-- start Input rows --

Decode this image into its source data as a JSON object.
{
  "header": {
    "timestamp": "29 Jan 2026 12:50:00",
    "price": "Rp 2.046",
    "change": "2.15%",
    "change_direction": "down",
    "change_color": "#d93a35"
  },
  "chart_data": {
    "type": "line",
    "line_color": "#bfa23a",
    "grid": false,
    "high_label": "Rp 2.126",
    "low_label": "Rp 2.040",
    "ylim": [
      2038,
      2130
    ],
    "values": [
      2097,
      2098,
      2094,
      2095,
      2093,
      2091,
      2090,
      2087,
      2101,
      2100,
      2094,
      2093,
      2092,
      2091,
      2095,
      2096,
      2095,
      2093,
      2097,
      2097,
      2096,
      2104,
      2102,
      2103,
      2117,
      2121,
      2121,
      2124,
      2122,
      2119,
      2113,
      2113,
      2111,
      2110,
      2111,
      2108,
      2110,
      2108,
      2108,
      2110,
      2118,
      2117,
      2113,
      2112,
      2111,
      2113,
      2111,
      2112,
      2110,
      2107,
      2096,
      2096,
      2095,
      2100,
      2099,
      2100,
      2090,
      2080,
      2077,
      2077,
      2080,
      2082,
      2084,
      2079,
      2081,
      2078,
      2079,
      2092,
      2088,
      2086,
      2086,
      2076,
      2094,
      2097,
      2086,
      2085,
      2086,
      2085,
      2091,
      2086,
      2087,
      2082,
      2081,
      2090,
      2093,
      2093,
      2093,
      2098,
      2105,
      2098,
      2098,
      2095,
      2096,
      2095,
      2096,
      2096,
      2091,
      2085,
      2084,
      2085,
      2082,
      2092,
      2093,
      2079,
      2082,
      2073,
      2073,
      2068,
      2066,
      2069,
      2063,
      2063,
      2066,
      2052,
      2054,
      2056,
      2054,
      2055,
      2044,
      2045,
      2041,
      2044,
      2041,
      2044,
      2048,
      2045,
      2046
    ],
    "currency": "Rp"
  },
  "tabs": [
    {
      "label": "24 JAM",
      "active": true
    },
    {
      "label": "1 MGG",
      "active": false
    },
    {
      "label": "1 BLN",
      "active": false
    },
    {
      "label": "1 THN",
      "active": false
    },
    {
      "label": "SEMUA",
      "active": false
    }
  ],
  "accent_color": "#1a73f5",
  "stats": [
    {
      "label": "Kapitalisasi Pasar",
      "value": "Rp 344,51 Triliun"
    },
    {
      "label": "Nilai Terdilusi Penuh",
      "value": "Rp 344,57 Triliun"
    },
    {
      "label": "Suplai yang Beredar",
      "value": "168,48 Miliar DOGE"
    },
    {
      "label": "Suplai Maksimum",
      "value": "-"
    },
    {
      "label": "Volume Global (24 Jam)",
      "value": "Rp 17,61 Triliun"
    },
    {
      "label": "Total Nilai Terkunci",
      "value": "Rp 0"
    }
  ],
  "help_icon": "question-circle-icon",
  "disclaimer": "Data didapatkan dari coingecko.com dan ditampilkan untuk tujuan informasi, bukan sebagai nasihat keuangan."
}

-- end Input rows --

Work required –
Copy every line of the listing that contains the word "Suplai".

Task result –
      "label": "Suplai yang Beredar",
      "label": "Suplai Maksimum",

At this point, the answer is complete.